[Collected data]

┌────────

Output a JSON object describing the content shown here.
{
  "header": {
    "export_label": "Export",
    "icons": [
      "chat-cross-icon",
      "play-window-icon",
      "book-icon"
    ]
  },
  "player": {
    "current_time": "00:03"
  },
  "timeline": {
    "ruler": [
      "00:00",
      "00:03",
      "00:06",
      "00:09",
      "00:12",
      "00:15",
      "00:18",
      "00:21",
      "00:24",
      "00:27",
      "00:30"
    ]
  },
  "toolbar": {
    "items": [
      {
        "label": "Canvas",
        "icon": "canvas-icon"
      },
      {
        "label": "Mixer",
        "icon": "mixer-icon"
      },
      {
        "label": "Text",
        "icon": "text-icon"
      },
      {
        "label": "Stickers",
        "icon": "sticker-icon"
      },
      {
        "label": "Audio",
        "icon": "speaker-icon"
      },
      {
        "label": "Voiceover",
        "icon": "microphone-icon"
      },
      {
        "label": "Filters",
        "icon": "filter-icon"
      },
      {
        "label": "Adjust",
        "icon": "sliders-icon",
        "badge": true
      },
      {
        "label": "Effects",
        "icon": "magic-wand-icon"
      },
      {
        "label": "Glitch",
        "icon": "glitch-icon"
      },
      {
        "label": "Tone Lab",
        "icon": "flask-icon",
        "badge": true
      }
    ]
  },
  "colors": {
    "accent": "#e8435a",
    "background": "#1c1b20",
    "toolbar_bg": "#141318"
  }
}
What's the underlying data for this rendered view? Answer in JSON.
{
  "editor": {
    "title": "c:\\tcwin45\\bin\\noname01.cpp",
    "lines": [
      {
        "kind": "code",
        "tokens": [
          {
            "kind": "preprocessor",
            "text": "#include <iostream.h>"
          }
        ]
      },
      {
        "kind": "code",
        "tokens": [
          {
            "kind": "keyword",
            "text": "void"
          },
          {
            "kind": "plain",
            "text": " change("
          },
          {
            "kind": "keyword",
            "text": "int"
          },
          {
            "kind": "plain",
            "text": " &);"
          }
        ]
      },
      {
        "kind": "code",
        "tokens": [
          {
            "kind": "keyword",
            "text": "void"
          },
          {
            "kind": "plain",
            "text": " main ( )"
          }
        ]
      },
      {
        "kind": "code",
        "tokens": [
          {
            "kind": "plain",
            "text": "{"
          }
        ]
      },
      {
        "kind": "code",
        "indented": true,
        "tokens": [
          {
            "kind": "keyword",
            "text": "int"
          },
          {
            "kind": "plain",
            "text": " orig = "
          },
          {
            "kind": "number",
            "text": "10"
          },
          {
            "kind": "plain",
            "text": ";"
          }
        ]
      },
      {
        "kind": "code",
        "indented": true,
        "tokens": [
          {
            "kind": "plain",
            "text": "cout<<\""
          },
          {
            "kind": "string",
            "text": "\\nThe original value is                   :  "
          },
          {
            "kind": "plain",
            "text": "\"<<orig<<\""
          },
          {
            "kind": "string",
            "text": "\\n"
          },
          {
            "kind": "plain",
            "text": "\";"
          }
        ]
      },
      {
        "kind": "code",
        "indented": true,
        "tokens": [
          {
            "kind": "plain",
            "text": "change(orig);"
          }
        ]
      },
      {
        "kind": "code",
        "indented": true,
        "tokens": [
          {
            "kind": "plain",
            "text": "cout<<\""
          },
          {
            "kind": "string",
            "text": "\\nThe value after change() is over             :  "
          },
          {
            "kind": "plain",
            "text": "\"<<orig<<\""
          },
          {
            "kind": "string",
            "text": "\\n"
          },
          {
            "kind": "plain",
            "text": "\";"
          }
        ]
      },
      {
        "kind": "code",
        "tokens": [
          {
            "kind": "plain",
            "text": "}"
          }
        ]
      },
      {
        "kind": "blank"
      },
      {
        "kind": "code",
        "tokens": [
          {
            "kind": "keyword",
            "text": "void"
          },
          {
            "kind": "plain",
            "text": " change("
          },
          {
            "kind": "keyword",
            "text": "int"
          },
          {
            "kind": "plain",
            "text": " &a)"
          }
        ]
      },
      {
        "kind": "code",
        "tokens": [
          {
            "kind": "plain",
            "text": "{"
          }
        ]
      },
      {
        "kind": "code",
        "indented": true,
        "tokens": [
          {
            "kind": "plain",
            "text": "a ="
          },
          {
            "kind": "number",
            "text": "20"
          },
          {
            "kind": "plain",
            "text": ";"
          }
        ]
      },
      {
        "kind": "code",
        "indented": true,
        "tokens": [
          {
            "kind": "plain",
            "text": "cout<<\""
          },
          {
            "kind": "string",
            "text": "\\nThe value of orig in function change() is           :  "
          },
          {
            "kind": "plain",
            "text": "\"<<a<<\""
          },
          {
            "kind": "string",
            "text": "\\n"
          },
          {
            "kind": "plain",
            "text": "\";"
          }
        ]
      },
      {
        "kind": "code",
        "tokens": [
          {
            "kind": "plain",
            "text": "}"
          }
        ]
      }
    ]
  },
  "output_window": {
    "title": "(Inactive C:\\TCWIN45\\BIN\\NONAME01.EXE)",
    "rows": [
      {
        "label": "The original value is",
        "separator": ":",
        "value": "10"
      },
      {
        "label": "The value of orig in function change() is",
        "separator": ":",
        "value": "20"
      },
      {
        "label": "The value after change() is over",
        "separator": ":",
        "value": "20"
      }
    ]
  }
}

└────────

Work to be completed -> Gather all the lines that include the word "change" and copy them out.

Output of the task ->
            "text": " change("
            "text": "change(orig);"
            "text": "\\nThe value after change() is over             :  "
            "text": " change("
            "text": "\\nThe value of orig in function change() is           :  "
        "label": "The value of orig in function change() is",
        "label": "The value after change() is over",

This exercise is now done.